Required action: Transcription of the full listing is required, character for character.

Input material:
______________________________
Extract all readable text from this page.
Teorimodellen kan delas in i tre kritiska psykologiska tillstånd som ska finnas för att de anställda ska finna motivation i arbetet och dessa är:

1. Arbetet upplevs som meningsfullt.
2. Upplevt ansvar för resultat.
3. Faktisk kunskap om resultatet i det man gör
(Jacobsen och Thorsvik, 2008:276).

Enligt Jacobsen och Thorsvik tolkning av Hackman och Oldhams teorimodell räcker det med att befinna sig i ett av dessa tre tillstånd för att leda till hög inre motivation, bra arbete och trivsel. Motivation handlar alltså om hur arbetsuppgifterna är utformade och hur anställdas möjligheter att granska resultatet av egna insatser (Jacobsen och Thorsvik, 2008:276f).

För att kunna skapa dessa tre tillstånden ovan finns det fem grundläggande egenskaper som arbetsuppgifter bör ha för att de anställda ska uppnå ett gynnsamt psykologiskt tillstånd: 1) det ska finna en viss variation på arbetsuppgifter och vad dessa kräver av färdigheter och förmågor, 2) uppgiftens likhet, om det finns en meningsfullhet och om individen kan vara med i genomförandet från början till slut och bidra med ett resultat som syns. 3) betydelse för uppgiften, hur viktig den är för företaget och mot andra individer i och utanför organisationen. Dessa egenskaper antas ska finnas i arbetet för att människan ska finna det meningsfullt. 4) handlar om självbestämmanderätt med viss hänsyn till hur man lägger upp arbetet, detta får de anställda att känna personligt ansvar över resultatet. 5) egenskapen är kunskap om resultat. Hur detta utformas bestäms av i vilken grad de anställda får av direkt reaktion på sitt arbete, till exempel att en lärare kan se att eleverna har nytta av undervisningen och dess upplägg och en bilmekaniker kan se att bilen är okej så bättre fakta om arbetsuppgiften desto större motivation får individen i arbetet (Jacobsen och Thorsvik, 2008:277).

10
______________________________
Task result:
Extract all readable text from this page.
Teorimodellen kan delas in i tre kritiska psykologiska tillstånd som ska finnas för att de anställda ska finna motivation i arbetet och dessa är:

1. Arbetet upplevs som meningsfullt.
2. Upplevt ansvar för resultat.
3. Faktisk kunskap om resultatet i det man gör
(Jacobsen och Thorsvik, 2008:276).

Enligt Jacobsen och Thorsvik tolkning av Hackman och Oldhams teorimodell räcker det med att befinna sig i ett av dessa tre tillstånd för att leda till hög inre motivation, bra arbete och trivsel. Motivation handlar alltså om hur arbetsuppgifterna är utformade och hur anställdas möjligheter att granska resultatet av egna insatser (Jacobsen och Thorsvik, 2008:276f).

För att kunna skapa dessa tre tillstånden ovan finns det fem grundläggande egenskaper som arbetsuppgifter bör ha för att de anställda ska uppnå ett gynnsamt psykologiskt tillstånd: 1) det ska finna en viss variation på arbetsuppgifter och vad dessa kräver av färdigheter och förmågor, 2) uppgiftens likhet, om det finns en meningsfullhet och om individen kan vara med i genomförandet från början till slut och bidra med ett resultat som syns. 3) betydelse för uppgiften, hur viktig den är för företaget och mot andra individer i och utanför organisationen. Dessa egenskaper antas ska finnas i arbetet för att människan ska finna det meningsfullt. 4) handlar om självbestämmanderätt med viss hänsyn till hur man lägger upp arbetet, detta får de anställda att känna personligt ansvar över resultatet. 5) egenskapen är kunskap om resultat. Hur detta utformas bestäms av i vilken grad de anställda får av direkt reaktion på sitt arbete, till exempel att en lärare kan se att eleverna har nytta av undervisningen och dess upplägg och en bilmekaniker kan se att bilen är okej så bättre fakta om arbetsuppgiften desto större motivation får individen i arbetet (Jacobsen och Thorsvik, 2008:277).

10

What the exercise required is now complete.